(Collection entries)
start

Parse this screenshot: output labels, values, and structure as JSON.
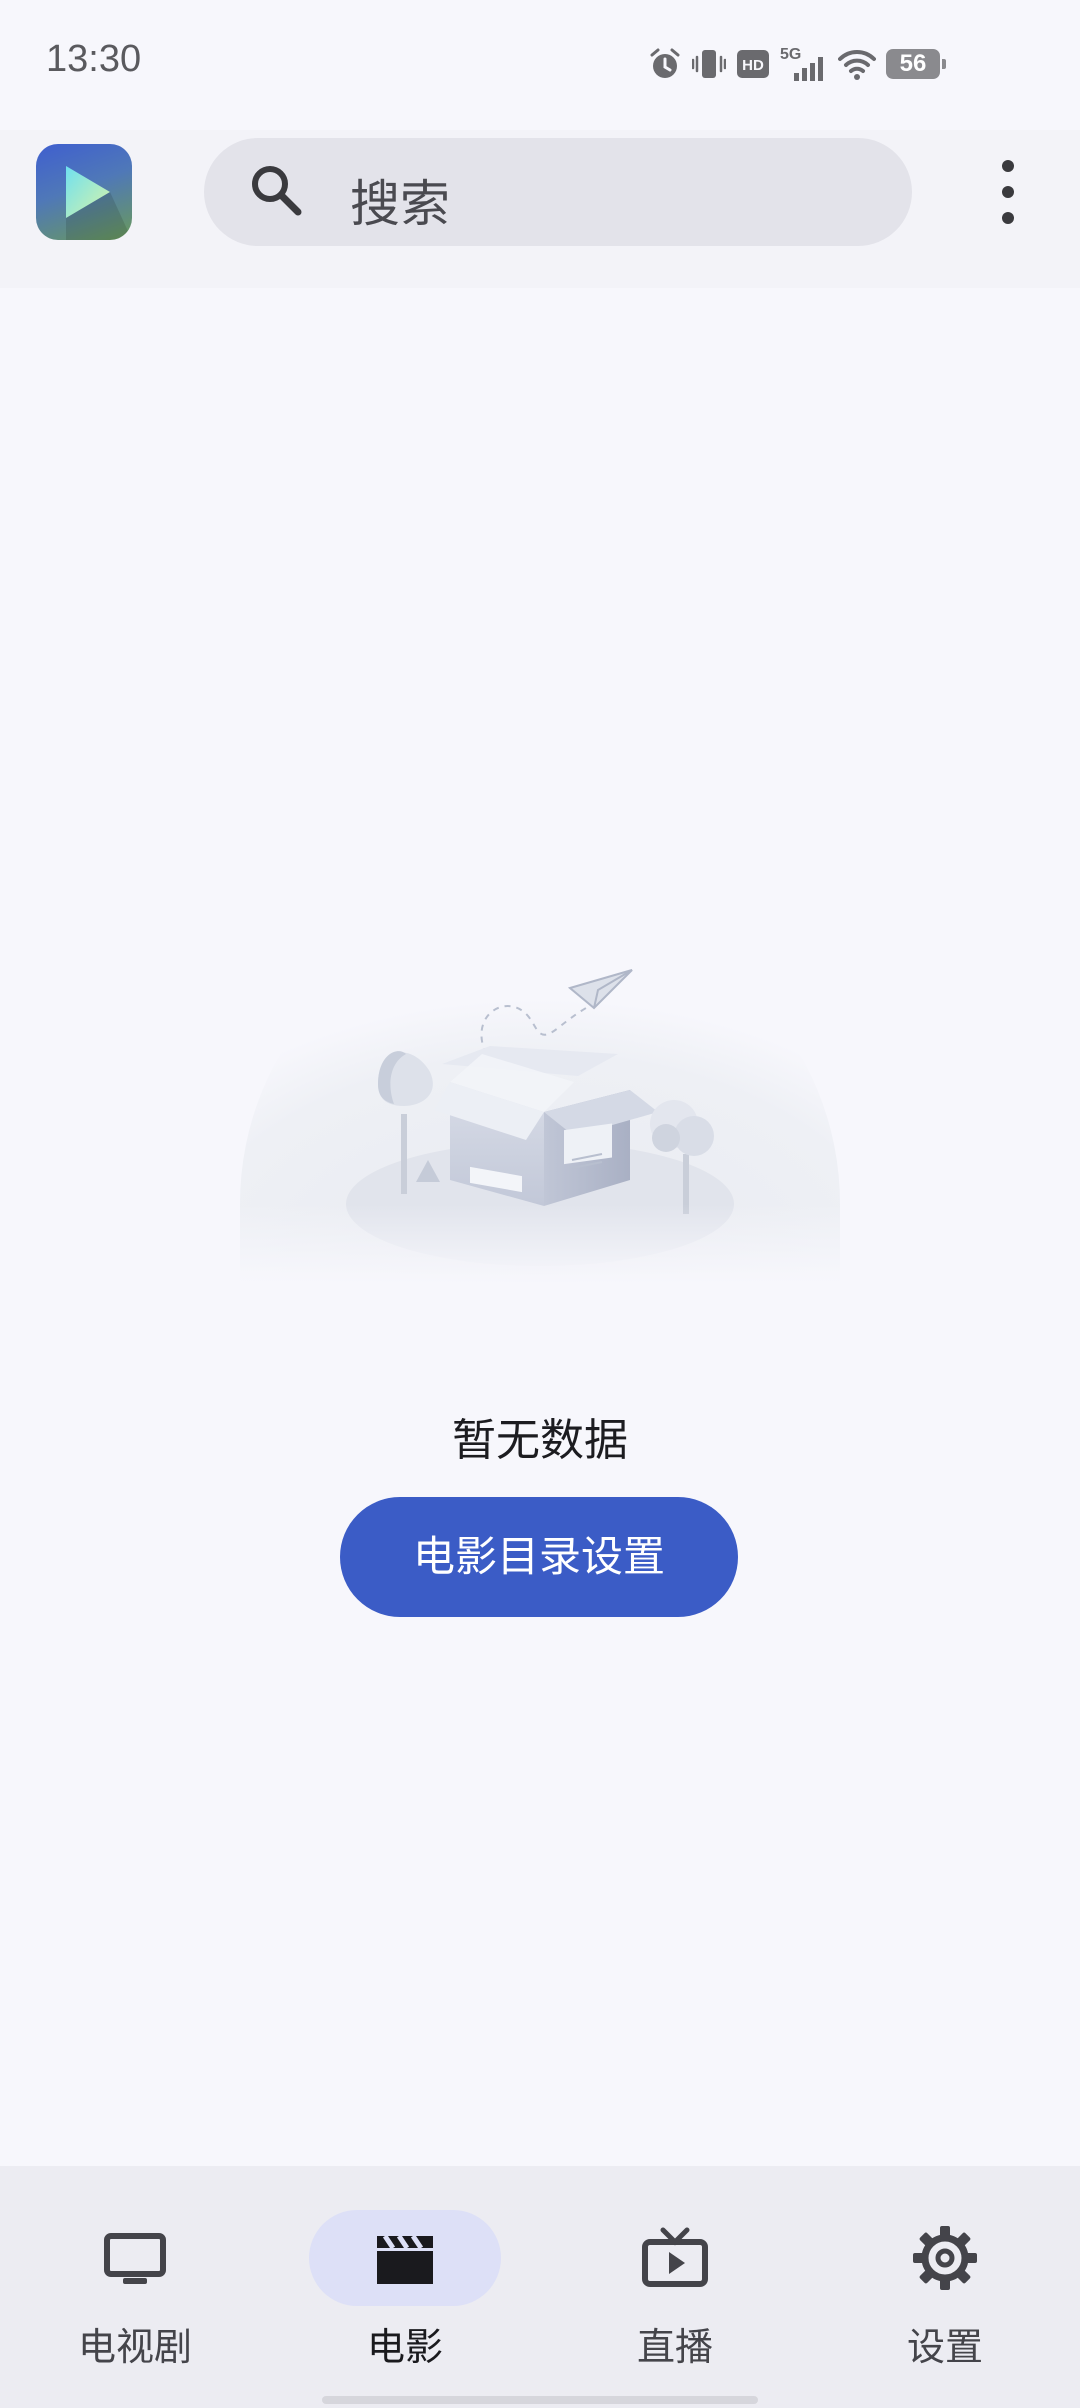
{
  "status_bar": {
    "time": "13:30",
    "network": "5G",
    "battery": "56",
    "icons": [
      "alarm-icon",
      "vibrate-icon",
      "hd-icon",
      "5g-signal-icon",
      "wifi-icon",
      "battery-icon"
    ]
  },
  "top_bar": {
    "logo_icon": "play-logo-icon",
    "search_placeholder": "搜索",
    "more_icon": "more-vertical-icon"
  },
  "empty_state": {
    "illustration": "empty-box-illustration",
    "message": "暂无数据",
    "button_label": "电影目录设置"
  },
  "bottom_nav": {
    "items": [
      {
        "label": "电视剧",
        "icon": "tv-icon",
        "active": false
      },
      {
        "label": "电影",
        "icon": "clapperboard-icon",
        "active": true
      },
      {
        "label": "直播",
        "icon": "live-tv-icon",
        "active": false
      },
      {
        "label": "设置",
        "icon": "gear-icon",
        "active": false
      }
    ]
  },
  "colors": {
    "background": "#f7f7fc",
    "accent": "#3b5cc6",
    "active_pill": "#dde0f7",
    "nav_background": "#ececf2"
  }
}
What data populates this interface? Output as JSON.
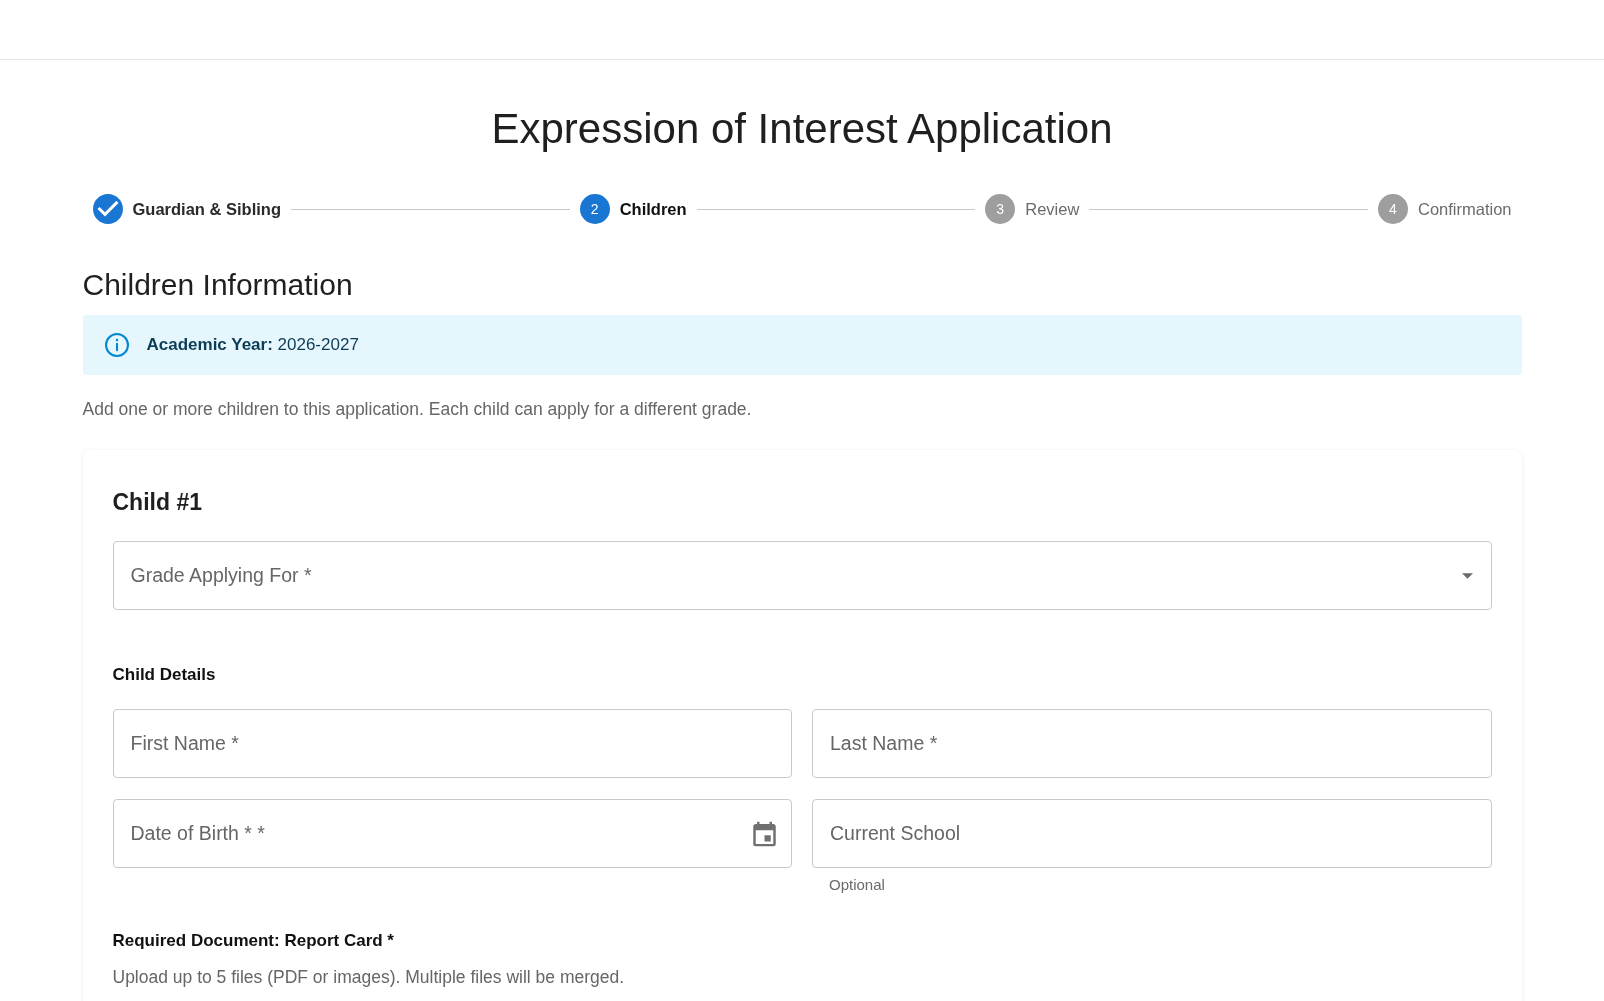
{
  "page": {
    "title": "Expression of Interest Application"
  },
  "stepper": {
    "steps": [
      {
        "label": "Guardian & Sibling",
        "completed": true,
        "selected": false
      },
      {
        "label": "Children",
        "number": "2",
        "completed": false,
        "selected": true
      },
      {
        "label": "Review",
        "number": "3",
        "completed": false,
        "selected": false
      },
      {
        "label": "Confirmation",
        "number": "4",
        "completed": false,
        "selected": false
      }
    ]
  },
  "section": {
    "title": "Children Information",
    "info_banner": {
      "text": "**Academic Year:** 2026-2027"
    },
    "description": "Add one or more children to this application. Each child can apply for a different grade."
  },
  "child_card": {
    "title": "Child #1",
    "grade_select": {
      "placeholder": "Grade Applying For *"
    },
    "details_heading": "Child Details",
    "fields": [
      {
        "kind": "text",
        "placeholder": "First Name *"
      },
      {
        "kind": "text",
        "placeholder": "Last Name *"
      },
      {
        "kind": "date",
        "placeholder": "Date of Birth * *"
      },
      {
        "kind": "text",
        "placeholder": "Current School",
        "helper": "Optional"
      }
    ],
    "document": {
      "heading": "Required Document: Report Card *",
      "hint": "Upload up to 5 files (PDF or images). Multiple files will be merged."
    }
  }
}
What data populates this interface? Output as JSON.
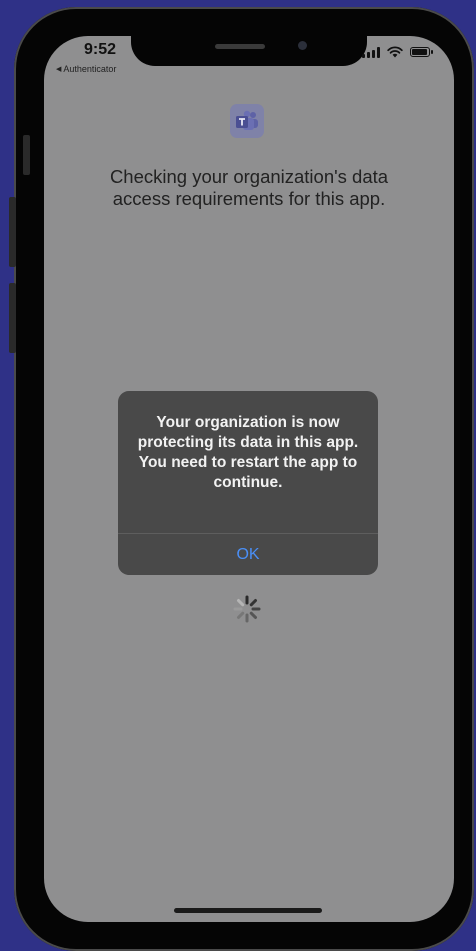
{
  "status_bar": {
    "time": "9:52",
    "back_app": "Authenticator",
    "icons": [
      "signal-icon",
      "wifi-icon",
      "battery-icon"
    ]
  },
  "app": {
    "logo_icon": "teams-logo-icon",
    "message": "Checking your organization's data access requirements for this app."
  },
  "alert": {
    "message": "Your organization is now protecting its data in this app. You need to restart the app to continue.",
    "ok_label": "OK"
  },
  "colors": {
    "background": "#2f3187",
    "screen": "#8f8f90",
    "alert": "#494949",
    "ok_blue": "#4a8ff7"
  },
  "loading": {
    "icon": "spinner-icon"
  }
}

end

### SET TASK
Show the lines where the word "organization" appears in the entries.

### RESULT OF THE EXERCISE
    "message": "Checking your organization's data access requirements for this app."
    "message": "Your organization is now protecting its data in this app. You need to restart the app to continue.",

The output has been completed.